** BEGIN **

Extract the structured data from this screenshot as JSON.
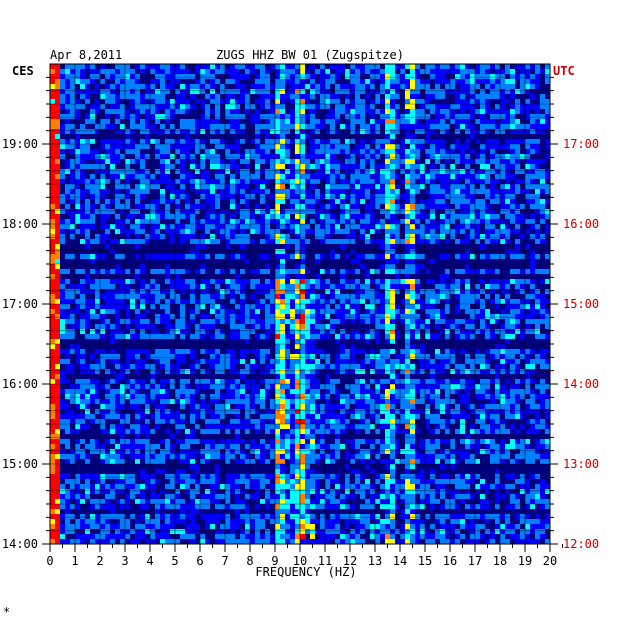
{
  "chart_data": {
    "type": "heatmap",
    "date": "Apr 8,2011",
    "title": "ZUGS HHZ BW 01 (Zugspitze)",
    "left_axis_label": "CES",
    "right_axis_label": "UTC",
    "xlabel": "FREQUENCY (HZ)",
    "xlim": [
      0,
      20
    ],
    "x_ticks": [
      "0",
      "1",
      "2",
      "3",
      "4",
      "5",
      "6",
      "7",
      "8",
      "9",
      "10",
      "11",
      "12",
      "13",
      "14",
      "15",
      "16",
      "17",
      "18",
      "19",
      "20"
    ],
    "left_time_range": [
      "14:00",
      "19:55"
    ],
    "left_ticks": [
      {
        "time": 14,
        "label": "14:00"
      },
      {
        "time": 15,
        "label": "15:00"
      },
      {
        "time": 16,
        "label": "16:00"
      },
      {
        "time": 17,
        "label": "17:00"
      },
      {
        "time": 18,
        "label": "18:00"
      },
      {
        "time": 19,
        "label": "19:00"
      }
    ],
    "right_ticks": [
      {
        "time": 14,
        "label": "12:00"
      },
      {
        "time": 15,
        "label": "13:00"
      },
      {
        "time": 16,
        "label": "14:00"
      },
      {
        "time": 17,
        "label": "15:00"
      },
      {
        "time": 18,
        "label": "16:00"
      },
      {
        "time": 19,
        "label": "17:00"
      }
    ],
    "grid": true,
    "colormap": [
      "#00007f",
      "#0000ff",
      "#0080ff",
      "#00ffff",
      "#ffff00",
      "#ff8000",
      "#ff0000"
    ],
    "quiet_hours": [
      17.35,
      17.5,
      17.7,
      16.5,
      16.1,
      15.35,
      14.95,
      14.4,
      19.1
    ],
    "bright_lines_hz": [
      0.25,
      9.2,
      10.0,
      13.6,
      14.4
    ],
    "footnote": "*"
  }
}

** END **

Give back the entries verbatim. Do not include any picture.

Extract the structured data from this screenshot as JSON.
{
  "chart_data": {
    "type": "heatmap",
    "date": "Apr 8,2011",
    "title": "ZUGS HHZ BW 01 (Zugspitze)",
    "left_axis_label": "CES",
    "right_axis_label": "UTC",
    "xlabel": "FREQUENCY (HZ)",
    "xlim": [
      0,
      20
    ],
    "x_ticks": [
      "0",
      "1",
      "2",
      "3",
      "4",
      "5",
      "6",
      "7",
      "8",
      "9",
      "10",
      "11",
      "12",
      "13",
      "14",
      "15",
      "16",
      "17",
      "18",
      "19",
      "20"
    ],
    "left_time_range": [
      "14:00",
      "19:55"
    ],
    "left_ticks": [
      {
        "time": 14,
        "label": "14:00"
      },
      {
        "time": 15,
        "label": "15:00"
      },
      {
        "time": 16,
        "label": "16:00"
      },
      {
        "time": 17,
        "label": "17:00"
      },
      {
        "time": 18,
        "label": "18:00"
      },
      {
        "time": 19,
        "label": "19:00"
      }
    ],
    "right_ticks": [
      {
        "time": 14,
        "label": "12:00"
      },
      {
        "time": 15,
        "label": "13:00"
      },
      {
        "time": 16,
        "label": "14:00"
      },
      {
        "time": 17,
        "label": "15:00"
      },
      {
        "time": 18,
        "label": "16:00"
      },
      {
        "time": 19,
        "label": "17:00"
      }
    ],
    "grid": true,
    "colormap": [
      "#00007f",
      "#0000ff",
      "#0080ff",
      "#00ffff",
      "#ffff00",
      "#ff8000",
      "#ff0000"
    ],
    "quiet_hours": [
      17.35,
      17.5,
      17.7,
      16.5,
      16.1,
      15.35,
      14.95,
      14.4,
      19.1
    ],
    "bright_lines_hz": [
      0.25,
      9.2,
      10.0,
      13.6,
      14.4
    ],
    "footnote": "*"
  }
}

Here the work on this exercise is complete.